■ Provided material:
**********
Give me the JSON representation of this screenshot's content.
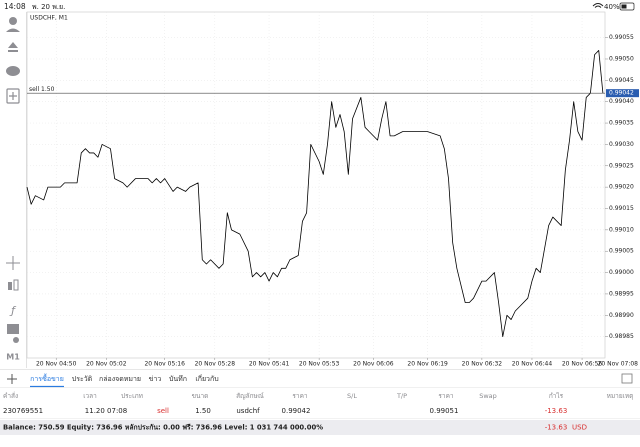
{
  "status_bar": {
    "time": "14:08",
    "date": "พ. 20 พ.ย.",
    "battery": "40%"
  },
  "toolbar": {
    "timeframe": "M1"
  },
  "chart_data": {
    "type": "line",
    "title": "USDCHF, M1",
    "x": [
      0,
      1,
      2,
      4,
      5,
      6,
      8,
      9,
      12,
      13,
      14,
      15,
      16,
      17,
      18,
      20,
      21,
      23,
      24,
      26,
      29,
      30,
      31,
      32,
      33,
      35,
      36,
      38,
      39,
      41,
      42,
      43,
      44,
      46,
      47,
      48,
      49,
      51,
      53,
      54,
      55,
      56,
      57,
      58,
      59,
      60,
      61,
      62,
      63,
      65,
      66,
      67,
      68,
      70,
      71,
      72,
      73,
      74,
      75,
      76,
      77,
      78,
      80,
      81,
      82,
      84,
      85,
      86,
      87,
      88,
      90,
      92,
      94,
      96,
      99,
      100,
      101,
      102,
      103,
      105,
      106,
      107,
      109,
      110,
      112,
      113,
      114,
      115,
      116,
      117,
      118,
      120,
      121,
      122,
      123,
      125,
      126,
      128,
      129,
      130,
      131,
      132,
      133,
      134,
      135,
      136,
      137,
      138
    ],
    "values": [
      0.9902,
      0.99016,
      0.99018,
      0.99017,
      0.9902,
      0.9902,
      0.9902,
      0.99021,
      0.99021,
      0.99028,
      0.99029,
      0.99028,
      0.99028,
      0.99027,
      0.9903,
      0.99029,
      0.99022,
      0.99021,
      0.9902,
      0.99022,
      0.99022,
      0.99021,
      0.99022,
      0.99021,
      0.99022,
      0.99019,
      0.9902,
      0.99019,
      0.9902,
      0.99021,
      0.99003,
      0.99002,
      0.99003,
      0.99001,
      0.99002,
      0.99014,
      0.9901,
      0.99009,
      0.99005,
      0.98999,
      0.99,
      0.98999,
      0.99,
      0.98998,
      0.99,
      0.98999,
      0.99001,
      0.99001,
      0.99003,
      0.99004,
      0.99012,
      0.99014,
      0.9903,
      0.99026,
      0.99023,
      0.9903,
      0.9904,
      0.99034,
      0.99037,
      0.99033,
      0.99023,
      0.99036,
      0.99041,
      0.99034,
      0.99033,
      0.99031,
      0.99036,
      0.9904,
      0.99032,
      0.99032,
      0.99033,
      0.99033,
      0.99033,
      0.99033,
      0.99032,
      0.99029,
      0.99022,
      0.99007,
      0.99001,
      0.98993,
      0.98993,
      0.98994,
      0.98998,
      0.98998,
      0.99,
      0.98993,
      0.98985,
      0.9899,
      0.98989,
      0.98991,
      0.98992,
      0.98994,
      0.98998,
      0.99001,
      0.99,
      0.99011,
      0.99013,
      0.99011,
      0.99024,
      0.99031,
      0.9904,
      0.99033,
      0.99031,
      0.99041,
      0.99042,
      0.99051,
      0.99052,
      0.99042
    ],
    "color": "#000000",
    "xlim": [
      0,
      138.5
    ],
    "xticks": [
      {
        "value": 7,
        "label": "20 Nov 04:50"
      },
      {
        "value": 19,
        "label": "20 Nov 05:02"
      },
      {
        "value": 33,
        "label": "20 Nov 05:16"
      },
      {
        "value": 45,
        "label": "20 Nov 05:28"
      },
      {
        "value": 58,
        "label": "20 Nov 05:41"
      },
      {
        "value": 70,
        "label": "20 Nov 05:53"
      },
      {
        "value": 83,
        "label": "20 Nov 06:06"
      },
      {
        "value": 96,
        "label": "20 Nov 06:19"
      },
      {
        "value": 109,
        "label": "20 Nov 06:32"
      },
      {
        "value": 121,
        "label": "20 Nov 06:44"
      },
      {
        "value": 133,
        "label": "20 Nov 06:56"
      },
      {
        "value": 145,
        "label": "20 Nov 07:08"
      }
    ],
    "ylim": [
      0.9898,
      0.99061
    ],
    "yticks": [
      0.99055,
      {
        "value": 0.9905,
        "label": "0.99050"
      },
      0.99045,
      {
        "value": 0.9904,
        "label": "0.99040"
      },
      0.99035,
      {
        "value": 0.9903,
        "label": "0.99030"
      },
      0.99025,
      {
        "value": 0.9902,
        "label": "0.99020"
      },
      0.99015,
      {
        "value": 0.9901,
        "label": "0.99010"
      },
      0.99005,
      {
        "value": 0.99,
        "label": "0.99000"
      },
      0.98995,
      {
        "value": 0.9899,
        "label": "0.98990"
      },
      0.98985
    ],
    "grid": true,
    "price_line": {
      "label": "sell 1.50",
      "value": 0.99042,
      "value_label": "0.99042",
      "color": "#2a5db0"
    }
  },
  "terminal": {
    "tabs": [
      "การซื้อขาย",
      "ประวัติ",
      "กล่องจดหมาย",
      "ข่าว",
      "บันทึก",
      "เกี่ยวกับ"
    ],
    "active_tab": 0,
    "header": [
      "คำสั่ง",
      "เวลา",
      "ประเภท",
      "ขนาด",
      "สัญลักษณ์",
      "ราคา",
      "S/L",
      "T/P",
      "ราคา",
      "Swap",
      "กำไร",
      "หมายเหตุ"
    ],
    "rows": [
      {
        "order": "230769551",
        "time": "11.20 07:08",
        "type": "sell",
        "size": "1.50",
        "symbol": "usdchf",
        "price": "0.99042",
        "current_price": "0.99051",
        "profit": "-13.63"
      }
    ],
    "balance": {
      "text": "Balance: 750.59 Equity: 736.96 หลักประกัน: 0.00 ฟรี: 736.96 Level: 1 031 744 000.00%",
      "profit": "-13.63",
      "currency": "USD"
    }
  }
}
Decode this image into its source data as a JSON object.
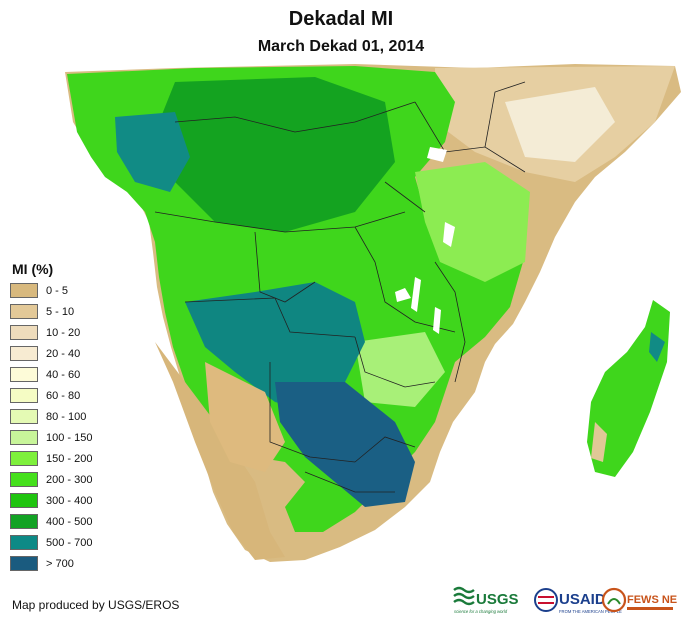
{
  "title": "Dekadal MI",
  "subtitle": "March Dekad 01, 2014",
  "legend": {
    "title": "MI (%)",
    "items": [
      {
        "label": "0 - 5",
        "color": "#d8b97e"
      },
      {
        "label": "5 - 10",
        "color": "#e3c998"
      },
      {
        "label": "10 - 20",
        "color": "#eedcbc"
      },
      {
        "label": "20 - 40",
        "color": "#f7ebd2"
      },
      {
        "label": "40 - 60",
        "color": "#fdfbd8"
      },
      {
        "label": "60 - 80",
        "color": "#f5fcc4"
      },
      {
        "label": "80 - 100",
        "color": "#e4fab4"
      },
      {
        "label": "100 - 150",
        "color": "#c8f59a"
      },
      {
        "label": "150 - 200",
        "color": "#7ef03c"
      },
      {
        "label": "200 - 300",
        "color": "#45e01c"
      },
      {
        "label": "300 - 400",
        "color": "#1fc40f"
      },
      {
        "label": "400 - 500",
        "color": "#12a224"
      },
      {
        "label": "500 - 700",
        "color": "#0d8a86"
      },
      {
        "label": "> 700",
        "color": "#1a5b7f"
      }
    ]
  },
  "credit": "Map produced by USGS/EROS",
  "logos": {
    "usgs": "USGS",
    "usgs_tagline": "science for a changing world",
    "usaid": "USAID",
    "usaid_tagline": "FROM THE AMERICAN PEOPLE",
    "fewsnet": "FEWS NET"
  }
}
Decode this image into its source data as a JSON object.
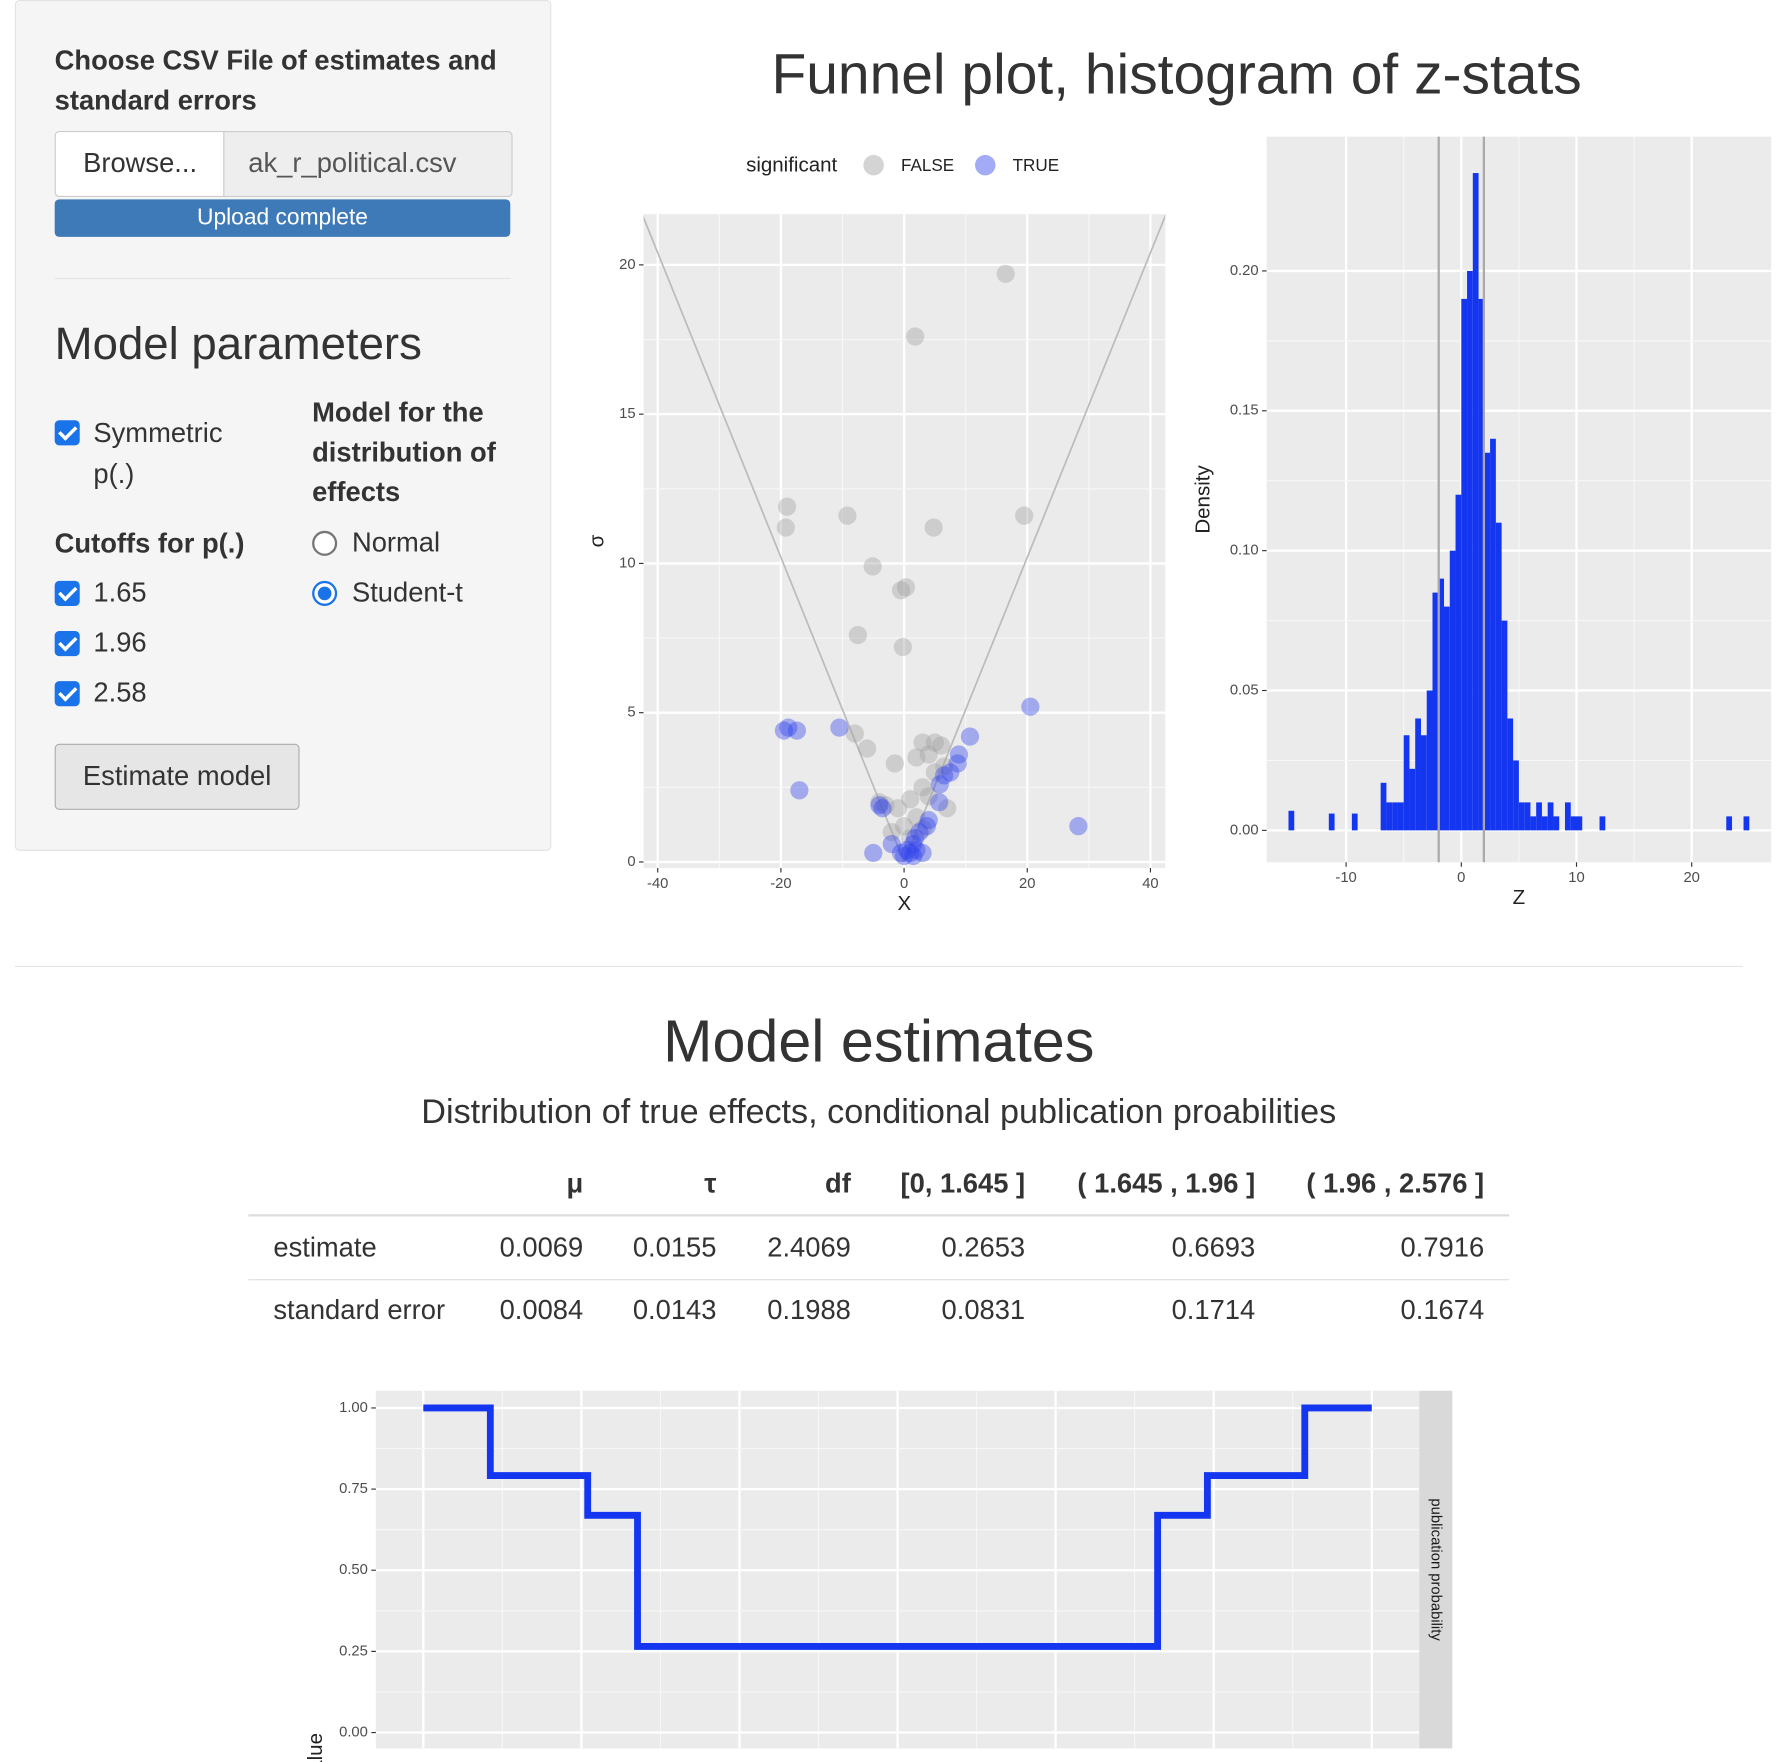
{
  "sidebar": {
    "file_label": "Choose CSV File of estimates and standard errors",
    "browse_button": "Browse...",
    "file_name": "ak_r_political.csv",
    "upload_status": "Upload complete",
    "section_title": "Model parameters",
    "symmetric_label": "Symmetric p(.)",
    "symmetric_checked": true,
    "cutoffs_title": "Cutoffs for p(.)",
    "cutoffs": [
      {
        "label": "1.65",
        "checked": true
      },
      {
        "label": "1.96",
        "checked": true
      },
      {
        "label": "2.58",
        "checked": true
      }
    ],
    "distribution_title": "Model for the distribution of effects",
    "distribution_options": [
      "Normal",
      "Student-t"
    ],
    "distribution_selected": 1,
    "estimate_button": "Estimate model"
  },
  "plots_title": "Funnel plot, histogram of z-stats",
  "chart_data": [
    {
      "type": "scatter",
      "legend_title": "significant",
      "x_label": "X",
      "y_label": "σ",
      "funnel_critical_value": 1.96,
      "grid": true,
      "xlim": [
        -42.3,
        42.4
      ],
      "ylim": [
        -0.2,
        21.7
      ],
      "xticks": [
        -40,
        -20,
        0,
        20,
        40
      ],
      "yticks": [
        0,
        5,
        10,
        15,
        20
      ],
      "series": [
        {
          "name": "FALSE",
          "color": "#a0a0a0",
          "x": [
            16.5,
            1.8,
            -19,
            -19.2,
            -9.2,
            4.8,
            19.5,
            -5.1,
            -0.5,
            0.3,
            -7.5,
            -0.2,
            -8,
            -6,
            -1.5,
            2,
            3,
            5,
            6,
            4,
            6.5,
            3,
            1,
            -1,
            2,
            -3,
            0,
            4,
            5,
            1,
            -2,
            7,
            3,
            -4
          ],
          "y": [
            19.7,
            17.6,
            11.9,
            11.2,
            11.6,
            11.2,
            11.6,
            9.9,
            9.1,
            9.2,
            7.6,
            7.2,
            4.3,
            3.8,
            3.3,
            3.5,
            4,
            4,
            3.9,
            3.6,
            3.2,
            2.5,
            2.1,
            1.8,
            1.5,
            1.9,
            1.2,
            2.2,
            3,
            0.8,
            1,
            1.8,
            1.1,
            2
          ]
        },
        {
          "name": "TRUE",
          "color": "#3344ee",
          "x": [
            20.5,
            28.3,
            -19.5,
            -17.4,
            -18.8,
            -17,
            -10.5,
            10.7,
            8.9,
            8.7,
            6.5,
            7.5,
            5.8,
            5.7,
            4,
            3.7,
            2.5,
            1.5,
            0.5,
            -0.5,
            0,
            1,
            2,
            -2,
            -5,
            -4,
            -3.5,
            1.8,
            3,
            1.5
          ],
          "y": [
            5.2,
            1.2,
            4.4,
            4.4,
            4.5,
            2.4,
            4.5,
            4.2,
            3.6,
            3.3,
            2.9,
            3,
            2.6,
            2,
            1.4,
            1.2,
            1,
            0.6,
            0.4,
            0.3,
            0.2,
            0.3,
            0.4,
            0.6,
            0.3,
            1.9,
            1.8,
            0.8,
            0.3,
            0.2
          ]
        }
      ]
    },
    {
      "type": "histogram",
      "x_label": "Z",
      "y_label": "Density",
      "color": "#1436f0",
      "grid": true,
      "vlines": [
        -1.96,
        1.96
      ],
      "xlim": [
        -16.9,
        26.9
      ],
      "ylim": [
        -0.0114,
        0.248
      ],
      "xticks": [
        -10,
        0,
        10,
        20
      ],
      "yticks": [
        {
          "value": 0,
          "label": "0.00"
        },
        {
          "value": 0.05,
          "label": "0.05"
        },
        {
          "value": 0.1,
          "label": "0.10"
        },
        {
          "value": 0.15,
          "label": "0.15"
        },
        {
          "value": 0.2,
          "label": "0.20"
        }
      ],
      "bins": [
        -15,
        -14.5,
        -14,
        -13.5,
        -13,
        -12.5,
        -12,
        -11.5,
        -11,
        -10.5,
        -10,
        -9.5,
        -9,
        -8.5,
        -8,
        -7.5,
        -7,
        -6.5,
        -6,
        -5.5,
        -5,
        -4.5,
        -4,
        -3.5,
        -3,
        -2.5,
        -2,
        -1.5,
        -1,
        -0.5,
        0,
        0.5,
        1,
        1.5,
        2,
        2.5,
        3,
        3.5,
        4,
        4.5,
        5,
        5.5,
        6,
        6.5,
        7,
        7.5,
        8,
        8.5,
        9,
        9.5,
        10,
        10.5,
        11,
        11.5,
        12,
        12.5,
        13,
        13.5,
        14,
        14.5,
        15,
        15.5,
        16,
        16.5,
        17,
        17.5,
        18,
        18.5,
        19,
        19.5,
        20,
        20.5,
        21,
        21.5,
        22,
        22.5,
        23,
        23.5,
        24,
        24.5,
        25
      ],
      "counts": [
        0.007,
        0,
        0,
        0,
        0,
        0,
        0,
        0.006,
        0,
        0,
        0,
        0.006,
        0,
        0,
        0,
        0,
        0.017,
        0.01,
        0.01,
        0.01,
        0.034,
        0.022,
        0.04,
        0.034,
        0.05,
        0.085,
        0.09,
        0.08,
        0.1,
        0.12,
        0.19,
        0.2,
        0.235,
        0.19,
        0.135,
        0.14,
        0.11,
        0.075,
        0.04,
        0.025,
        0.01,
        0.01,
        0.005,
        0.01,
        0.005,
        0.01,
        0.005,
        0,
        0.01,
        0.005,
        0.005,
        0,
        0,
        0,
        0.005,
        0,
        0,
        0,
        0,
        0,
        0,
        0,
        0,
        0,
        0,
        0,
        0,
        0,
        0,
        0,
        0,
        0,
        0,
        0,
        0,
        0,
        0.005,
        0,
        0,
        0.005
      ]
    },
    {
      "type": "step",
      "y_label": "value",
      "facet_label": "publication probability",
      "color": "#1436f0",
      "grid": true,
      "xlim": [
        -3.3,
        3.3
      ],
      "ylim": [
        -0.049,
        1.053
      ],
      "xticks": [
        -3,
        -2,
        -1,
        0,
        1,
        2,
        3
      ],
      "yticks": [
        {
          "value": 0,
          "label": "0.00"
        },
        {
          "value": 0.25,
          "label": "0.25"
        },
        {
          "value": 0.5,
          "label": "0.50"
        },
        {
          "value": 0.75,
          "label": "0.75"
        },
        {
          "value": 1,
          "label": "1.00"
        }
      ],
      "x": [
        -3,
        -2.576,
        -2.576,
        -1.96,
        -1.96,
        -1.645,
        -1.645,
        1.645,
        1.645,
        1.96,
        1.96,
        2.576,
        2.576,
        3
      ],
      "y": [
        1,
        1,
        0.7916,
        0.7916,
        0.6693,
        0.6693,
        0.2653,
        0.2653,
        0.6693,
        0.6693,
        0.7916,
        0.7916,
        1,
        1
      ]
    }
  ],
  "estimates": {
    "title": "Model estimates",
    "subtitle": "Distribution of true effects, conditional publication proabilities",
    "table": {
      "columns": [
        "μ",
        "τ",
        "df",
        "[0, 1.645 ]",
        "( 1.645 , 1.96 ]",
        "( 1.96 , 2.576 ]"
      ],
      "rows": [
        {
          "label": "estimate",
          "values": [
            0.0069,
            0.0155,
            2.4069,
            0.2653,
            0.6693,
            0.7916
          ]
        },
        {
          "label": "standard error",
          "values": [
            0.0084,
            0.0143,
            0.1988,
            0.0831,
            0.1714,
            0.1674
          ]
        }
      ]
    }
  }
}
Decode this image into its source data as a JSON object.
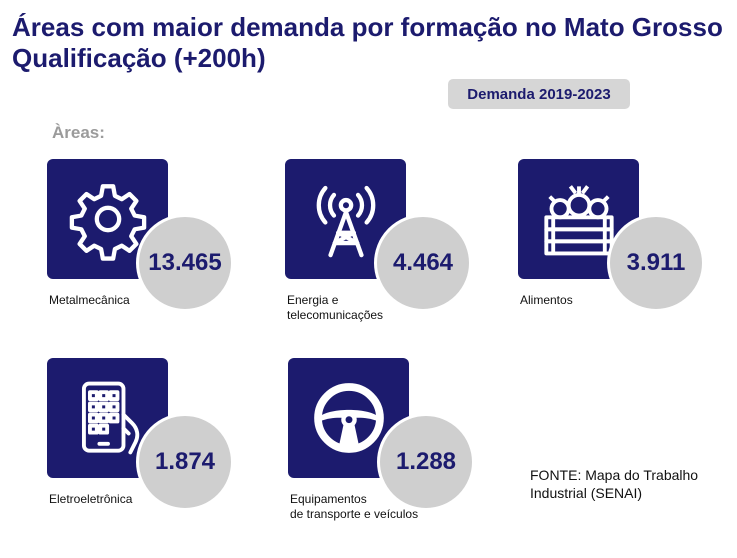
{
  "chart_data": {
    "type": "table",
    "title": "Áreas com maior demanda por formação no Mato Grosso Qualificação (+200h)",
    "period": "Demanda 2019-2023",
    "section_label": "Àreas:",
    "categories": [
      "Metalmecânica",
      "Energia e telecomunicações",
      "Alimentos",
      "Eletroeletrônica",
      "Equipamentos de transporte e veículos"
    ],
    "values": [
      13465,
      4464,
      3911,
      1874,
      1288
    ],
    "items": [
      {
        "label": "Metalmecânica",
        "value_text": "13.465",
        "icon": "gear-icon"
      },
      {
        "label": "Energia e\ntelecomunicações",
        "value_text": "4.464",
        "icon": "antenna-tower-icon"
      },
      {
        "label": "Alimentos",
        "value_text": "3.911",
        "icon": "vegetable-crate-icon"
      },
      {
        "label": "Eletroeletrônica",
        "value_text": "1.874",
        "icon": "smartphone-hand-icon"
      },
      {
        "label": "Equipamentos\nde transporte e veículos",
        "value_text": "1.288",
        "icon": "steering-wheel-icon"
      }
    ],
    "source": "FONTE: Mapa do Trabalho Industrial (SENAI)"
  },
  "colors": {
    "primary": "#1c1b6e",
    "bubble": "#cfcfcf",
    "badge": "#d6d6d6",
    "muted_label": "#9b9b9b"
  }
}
**********
■ Aim: Count the lines in the records above that hold the word "Equipamentos", and give only that number.

■ Right answer: 2